***** Supplied data *****
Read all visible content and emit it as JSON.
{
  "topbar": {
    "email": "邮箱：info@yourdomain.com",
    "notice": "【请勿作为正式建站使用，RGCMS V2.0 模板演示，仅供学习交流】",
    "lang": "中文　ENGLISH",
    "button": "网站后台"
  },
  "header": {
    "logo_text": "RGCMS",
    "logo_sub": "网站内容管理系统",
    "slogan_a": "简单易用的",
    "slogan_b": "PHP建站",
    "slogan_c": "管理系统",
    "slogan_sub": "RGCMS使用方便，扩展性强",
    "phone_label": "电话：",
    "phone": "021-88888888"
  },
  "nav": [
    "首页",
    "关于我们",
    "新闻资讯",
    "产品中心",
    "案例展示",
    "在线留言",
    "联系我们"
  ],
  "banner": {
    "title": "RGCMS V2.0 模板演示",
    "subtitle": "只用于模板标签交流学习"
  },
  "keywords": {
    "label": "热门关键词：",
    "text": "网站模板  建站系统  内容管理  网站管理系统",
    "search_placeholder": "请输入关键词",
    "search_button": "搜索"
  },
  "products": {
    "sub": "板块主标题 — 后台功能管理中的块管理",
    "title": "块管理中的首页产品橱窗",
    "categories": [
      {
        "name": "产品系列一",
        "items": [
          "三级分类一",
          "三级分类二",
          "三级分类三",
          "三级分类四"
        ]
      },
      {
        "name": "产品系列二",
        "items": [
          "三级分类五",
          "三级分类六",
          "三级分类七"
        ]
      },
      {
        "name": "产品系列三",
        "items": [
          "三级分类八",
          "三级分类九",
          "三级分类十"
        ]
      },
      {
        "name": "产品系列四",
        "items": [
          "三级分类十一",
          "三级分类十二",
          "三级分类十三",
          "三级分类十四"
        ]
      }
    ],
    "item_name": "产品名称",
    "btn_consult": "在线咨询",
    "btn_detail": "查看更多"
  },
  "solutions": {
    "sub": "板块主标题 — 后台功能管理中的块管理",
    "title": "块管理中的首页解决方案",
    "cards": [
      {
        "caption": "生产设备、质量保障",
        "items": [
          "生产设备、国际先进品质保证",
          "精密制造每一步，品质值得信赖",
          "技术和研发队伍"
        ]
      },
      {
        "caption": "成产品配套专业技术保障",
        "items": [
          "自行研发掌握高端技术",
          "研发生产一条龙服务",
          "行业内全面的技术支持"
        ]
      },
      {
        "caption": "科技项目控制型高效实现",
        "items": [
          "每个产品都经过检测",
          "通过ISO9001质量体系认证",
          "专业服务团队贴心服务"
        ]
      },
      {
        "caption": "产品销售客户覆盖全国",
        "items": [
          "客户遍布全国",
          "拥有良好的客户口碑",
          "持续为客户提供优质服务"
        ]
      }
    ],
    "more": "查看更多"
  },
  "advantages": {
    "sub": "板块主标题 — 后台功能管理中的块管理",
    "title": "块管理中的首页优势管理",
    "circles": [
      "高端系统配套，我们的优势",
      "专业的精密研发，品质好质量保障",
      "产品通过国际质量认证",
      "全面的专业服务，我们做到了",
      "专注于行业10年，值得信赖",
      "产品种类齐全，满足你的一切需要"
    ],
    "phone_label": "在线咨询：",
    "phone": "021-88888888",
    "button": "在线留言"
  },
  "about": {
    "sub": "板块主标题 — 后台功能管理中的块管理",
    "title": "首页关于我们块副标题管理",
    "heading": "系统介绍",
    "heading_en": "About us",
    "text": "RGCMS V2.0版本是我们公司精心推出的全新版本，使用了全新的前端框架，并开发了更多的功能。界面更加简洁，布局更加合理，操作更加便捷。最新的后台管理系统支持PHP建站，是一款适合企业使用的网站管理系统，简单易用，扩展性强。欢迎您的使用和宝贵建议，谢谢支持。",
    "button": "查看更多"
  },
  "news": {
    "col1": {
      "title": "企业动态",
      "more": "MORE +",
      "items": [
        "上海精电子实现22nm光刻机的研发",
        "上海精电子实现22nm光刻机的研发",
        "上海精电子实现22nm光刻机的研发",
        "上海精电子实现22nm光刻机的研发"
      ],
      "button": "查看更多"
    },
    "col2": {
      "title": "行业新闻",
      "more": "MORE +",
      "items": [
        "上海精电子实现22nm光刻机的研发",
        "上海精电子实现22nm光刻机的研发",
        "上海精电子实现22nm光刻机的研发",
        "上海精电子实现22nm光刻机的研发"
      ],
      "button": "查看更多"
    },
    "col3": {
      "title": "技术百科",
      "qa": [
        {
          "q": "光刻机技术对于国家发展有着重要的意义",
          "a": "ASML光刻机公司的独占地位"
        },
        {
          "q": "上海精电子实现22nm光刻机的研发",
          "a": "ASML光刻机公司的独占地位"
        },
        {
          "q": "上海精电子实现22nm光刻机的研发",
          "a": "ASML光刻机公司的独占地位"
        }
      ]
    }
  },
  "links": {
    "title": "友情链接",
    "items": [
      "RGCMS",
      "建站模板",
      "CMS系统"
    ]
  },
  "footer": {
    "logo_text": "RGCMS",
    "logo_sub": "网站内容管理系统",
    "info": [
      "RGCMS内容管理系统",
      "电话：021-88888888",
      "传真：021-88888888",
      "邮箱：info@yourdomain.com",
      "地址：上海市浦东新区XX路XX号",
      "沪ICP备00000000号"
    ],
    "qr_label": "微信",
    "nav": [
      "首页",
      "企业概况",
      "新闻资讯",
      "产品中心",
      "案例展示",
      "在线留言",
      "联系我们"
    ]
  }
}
*****
● **Aim**: All of the entries must be written out exactly as they stand.

● **Answer in full**:
Read all visible content and emit it as JSON.
{
  "topbar": {
    "email": "邮箱：info@yourdomain.com",
    "notice": "【请勿作为正式建站使用，RGCMS V2.0 模板演示，仅供学习交流】",
    "lang": "中文　ENGLISH",
    "button": "网站后台"
  },
  "header": {
    "logo_text": "RGCMS",
    "logo_sub": "网站内容管理系统",
    "slogan_a": "简单易用的",
    "slogan_b": "PHP建站",
    "slogan_c": "管理系统",
    "slogan_sub": "RGCMS使用方便，扩展性强",
    "phone_label": "电话：",
    "phone": "021-88888888"
  },
  "nav": [
    "首页",
    "关于我们",
    "新闻资讯",
    "产品中心",
    "案例展示",
    "在线留言",
    "联系我们"
  ],
  "banner": {
    "title": "RGCMS V2.0 模板演示",
    "subtitle": "只用于模板标签交流学习"
  },
  "keywords": {
    "label": "热门关键词：",
    "text": "网站模板  建站系统  内容管理  网站管理系统",
    "search_placeholder": "请输入关键词",
    "search_button": "搜索"
  },
  "products": {
    "sub": "板块主标题 — 后台功能管理中的块管理",
    "title": "块管理中的首页产品橱窗",
    "categories": [
      {
        "name": "产品系列一",
        "items": [
          "三级分类一",
          "三级分类二",
          "三级分类三",
          "三级分类四"
        ]
      },
      {
        "name": "产品系列二",
        "items": [
          "三级分类五",
          "三级分类六",
          "三级分类七"
        ]
      },
      {
        "name": "产品系列三",
        "items": [
          "三级分类八",
          "三级分类九",
          "三级分类十"
        ]
      },
      {
        "name": "产品系列四",
        "items": [
          "三级分类十一",
          "三级分类十二",
          "三级分类十三",
          "三级分类十四"
        ]
      }
    ],
    "item_name": "产品名称",
    "btn_consult": "在线咨询",
    "btn_detail": "查看更多"
  },
  "solutions": {
    "sub": "板块主标题 — 后台功能管理中的块管理",
    "title": "块管理中的首页解决方案",
    "cards": [
      {
        "caption": "生产设备、质量保障",
        "items": [
          "生产设备、国际先进品质保证",
          "精密制造每一步，品质值得信赖",
          "技术和研发队伍"
        ]
      },
      {
        "caption": "成产品配套专业技术保障",
        "items": [
          "自行研发掌握高端技术",
          "研发生产一条龙服务",
          "行业内全面的技术支持"
        ]
      },
      {
        "caption": "科技项目控制型高效实现",
        "items": [
          "每个产品都经过检测",
          "通过ISO9001质量体系认证",
          "专业服务团队贴心服务"
        ]
      },
      {
        "caption": "产品销售客户覆盖全国",
        "items": [
          "客户遍布全国",
          "拥有良好的客户口碑",
          "持续为客户提供优质服务"
        ]
      }
    ],
    "more": "查看更多"
  },
  "advantages": {
    "sub": "板块主标题 — 后台功能管理中的块管理",
    "title": "块管理中的首页优势管理",
    "circles": [
      "高端系统配套，我们的优势",
      "专业的精密研发，品质好质量保障",
      "产品通过国际质量认证",
      "全面的专业服务，我们做到了",
      "专注于行业10年，值得信赖",
      "产品种类齐全，满足你的一切需要"
    ],
    "phone_label": "在线咨询：",
    "phone": "021-88888888",
    "button": "在线留言"
  },
  "about": {
    "sub": "板块主标题 — 后台功能管理中的块管理",
    "title": "首页关于我们块副标题管理",
    "heading": "系统介绍",
    "heading_en": "About us",
    "text": "RGCMS V2.0版本是我们公司精心推出的全新版本，使用了全新的前端框架，并开发了更多的功能。界面更加简洁，布局更加合理，操作更加便捷。最新的后台管理系统支持PHP建站，是一款适合企业使用的网站管理系统，简单易用，扩展性强。欢迎您的使用和宝贵建议，谢谢支持。",
    "button": "查看更多"
  },
  "news": {
    "col1": {
      "title": "企业动态",
      "more": "MORE +",
      "items": [
        "上海精电子实现22nm光刻机的研发",
        "上海精电子实现22nm光刻机的研发",
        "上海精电子实现22nm光刻机的研发",
        "上海精电子实现22nm光刻机的研发"
      ],
      "button": "查看更多"
    },
    "col2": {
      "title": "行业新闻",
      "more": "MORE +",
      "items": [
        "上海精电子实现22nm光刻机的研发",
        "上海精电子实现22nm光刻机的研发",
        "上海精电子实现22nm光刻机的研发",
        "上海精电子实现22nm光刻机的研发"
      ],
      "button": "查看更多"
    },
    "col3": {
      "title": "技术百科",
      "qa": [
        {
          "q": "光刻机技术对于国家发展有着重要的意义",
          "a": "ASML光刻机公司的独占地位"
        },
        {
          "q": "上海精电子实现22nm光刻机的研发",
          "a": "ASML光刻机公司的独占地位"
        },
        {
          "q": "上海精电子实现22nm光刻机的研发",
          "a": "ASML光刻机公司的独占地位"
        }
      ]
    }
  },
  "links": {
    "title": "友情链接",
    "items": [
      "RGCMS",
      "建站模板",
      "CMS系统"
    ]
  },
  "footer": {
    "logo_text": "RGCMS",
    "logo_sub": "网站内容管理系统",
    "info": [
      "RGCMS内容管理系统",
      "电话：021-88888888",
      "传真：021-88888888",
      "邮箱：info@yourdomain.com",
      "地址：上海市浦东新区XX路XX号",
      "沪ICP备00000000号"
    ],
    "qr_label": "微信",
    "nav": [
      "首页",
      "企业概况",
      "新闻资讯",
      "产品中心",
      "案例展示",
      "在线留言",
      "联系我们"
    ]
  }
}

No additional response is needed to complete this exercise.